> **Direction**: Search the records that follow and extract every line containing the string "Histogrammes".

— start Source records —

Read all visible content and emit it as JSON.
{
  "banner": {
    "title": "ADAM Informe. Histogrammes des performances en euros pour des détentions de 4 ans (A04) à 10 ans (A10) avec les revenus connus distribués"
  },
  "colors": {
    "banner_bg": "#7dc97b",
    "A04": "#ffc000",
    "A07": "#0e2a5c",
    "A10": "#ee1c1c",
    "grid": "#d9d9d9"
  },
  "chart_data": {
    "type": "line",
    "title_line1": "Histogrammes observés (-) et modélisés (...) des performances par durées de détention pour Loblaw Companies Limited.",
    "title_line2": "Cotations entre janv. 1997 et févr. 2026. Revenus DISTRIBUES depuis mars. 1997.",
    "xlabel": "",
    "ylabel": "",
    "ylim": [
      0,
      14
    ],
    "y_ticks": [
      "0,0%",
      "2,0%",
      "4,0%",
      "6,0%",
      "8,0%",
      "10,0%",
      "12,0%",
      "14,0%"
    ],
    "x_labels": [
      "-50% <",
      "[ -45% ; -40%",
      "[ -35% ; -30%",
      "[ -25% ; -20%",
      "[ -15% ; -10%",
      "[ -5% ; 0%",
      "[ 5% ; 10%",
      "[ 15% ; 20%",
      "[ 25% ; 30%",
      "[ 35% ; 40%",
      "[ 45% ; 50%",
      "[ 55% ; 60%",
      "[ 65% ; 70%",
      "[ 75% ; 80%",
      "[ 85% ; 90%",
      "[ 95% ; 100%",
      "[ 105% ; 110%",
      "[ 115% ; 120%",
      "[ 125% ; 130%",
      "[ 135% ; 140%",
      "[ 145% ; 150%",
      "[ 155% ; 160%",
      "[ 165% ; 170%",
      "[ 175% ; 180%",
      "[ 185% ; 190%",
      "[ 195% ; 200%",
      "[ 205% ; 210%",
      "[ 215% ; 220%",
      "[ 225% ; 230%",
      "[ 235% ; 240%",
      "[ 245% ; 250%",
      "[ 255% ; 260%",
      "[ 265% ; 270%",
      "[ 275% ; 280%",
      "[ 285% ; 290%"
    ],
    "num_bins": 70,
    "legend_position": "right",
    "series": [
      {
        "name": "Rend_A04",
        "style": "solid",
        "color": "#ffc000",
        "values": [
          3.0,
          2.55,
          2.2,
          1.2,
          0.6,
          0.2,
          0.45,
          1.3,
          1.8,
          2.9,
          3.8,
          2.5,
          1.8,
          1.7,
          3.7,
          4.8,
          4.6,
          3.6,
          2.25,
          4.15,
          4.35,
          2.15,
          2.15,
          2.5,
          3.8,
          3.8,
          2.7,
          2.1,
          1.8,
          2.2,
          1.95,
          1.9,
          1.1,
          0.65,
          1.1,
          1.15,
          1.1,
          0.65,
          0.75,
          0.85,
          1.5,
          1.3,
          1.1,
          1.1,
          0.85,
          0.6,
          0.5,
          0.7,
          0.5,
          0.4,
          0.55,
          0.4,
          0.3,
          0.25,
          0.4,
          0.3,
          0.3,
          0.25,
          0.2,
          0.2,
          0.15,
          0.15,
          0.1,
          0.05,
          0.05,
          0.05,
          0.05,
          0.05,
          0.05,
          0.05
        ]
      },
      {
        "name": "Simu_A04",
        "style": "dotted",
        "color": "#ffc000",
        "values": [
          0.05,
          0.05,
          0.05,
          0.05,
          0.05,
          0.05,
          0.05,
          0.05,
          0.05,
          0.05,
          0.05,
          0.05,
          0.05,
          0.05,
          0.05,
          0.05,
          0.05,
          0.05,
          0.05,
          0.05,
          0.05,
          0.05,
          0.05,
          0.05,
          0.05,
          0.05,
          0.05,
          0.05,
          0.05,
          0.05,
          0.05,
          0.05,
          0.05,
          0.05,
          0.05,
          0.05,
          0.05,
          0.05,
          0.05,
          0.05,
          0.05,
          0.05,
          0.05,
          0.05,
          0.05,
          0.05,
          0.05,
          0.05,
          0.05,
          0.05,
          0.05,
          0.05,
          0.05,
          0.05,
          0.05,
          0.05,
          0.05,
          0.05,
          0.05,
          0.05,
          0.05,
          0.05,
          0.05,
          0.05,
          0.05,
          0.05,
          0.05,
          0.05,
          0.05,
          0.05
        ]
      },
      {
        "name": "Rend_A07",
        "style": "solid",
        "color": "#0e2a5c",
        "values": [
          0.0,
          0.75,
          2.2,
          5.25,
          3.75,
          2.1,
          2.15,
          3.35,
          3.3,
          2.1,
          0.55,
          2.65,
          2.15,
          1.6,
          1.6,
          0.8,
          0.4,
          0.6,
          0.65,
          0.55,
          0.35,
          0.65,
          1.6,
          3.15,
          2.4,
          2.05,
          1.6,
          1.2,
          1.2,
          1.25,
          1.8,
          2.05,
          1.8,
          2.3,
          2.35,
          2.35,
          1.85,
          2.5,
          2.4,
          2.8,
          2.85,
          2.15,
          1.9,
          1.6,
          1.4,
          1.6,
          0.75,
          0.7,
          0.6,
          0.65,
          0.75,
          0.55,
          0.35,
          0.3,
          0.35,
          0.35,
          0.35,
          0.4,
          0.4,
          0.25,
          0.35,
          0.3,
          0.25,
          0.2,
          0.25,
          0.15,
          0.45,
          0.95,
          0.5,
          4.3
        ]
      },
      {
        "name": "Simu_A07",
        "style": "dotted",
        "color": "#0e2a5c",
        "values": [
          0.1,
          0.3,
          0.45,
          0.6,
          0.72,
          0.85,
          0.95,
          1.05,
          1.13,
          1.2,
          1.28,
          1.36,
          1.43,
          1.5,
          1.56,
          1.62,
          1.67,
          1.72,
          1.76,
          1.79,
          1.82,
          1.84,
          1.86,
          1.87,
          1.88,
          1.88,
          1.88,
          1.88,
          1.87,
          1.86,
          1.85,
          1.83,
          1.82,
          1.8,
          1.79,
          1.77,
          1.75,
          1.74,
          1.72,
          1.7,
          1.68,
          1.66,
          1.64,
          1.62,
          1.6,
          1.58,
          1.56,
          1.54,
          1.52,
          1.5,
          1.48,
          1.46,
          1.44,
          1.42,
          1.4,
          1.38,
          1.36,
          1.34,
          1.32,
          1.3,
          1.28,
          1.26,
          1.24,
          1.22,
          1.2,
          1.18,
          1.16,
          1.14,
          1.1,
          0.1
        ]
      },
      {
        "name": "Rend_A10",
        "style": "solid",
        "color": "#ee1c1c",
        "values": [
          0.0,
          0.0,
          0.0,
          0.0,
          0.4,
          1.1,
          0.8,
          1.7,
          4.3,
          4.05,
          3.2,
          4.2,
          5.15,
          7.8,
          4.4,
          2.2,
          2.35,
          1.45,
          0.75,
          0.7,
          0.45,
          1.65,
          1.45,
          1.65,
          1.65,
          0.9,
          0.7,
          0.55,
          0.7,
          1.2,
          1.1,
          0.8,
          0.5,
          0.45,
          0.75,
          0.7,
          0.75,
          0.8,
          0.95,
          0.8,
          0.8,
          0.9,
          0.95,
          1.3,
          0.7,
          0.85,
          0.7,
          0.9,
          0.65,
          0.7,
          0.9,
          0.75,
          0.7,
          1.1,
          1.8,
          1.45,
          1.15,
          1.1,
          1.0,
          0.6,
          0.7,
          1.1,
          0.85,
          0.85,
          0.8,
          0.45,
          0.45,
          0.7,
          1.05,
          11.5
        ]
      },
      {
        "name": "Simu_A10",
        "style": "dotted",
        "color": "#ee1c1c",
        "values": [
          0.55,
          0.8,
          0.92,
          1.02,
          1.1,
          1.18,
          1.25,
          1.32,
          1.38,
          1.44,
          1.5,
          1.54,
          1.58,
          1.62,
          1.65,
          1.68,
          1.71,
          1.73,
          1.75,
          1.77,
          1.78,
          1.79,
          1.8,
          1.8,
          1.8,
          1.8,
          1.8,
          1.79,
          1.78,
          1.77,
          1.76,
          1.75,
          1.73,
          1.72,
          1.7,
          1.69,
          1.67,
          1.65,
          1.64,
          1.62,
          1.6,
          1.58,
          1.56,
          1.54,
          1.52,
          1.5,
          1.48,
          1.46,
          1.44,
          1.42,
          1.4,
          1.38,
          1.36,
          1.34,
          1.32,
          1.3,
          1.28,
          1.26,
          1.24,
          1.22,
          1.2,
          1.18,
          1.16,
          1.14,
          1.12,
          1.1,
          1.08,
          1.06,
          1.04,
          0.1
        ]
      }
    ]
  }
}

— end Source records —

> **Response for this exercise**:
    "title": "ADAM Informe. Histogrammes des performances en euros pour des détentions de 4 ans (A04) à 10 ans (A10) avec les revenus connus distribués"
    "title_line1": "Histogrammes observés (-) et modélisés (...) des performances par durées de détention pour Loblaw Companies Limited.",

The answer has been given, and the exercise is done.